[TEXT SECTION — start]
Time is flying by and not flying by; if that makes any sense. I feel like each day holds a new challenge in parenthood. Yesterday, we dealt with a seriously unhappy boy. Today, we got to experience what a sleepy baby is like. Each day Mike and I are trying to navigate this whole parenthood thing with a smile on our face, even though there are so many challenging and trying moments. Patience has never been my virtue, but I feel like James is helping me to become a better version of myself. I am trying to become that nurturing, patient, loving, kind, role model and Mother to him. It’s definitely hard to do, because there are days that I feel like I have absolutely no idea what I’m doing! I guess that’s what that whole phrase of “fake it until you make it” means. I use that mantra especially during the 1 hour colicky crying spells, when I attempt to position the babe in 1,000 different positions until I can find that 1 position that helps. Thank goodness that colic resolves in a few months!
I can’t believe that I already have been off work for 6 weeks and only have 6 more weeks of maternity leave left. Yikes! I am definitely trying to savor these moments, even if trying, because they are fleeting. This baby boy is growing so fast and in 6 weeks I will not get to spend everyday with him. I am sad about this fact, that I will be returning to work, but a return to work will also help me get to put back on one of my many hats: physical therapist. It’s definitely something I miss, my professional working life, but I am sure once I return to work I will be missing my baby’s cute face. No one ever said parenting would be easy!
[TEXT SECTION — finish]
[SOURCE MATERIAL — start]
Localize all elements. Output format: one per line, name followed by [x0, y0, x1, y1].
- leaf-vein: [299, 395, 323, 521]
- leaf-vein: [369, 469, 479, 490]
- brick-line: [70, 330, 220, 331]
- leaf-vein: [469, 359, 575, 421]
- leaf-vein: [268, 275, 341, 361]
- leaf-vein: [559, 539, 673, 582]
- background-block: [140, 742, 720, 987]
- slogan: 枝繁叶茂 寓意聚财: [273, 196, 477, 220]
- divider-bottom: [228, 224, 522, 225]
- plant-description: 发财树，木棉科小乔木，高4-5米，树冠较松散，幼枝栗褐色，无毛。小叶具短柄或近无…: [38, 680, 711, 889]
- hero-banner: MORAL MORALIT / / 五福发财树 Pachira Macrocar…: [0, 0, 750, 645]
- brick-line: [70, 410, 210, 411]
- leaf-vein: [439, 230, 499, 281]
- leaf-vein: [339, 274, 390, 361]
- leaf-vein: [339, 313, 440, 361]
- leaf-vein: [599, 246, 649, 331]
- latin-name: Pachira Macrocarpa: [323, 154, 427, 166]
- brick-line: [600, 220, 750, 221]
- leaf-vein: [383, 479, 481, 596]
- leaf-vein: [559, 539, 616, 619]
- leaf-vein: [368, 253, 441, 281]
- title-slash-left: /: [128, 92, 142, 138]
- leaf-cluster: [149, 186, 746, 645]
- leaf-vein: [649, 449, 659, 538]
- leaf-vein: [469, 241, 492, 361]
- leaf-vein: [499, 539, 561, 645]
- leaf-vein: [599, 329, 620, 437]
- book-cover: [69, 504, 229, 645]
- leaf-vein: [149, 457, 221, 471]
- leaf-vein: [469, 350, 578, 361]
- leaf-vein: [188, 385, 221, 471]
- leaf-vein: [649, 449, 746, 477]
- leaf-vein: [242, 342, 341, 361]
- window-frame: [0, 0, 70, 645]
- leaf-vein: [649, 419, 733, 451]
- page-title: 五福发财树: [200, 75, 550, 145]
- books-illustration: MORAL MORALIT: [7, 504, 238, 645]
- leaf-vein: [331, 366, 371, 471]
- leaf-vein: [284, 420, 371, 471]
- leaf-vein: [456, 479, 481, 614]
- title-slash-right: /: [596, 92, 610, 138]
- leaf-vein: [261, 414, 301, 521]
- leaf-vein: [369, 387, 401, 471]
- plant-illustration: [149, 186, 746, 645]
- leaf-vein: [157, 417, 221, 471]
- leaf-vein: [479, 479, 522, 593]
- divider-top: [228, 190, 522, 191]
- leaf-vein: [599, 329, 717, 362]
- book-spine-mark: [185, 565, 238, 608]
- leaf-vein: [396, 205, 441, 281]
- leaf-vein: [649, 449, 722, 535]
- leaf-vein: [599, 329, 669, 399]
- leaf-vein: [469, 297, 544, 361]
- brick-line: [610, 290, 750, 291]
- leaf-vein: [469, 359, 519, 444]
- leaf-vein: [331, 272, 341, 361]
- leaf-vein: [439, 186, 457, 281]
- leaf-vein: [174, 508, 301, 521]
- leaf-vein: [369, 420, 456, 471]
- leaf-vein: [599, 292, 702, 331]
[SOURCE MATERIAL — finish]
TASK DETAILS: From the text about early parenthood, list each quality or role the writer says they are trying to become for James.

ANSWER SPACE:
- nurturing
- patient
- loving
- kind
- role model
- Mother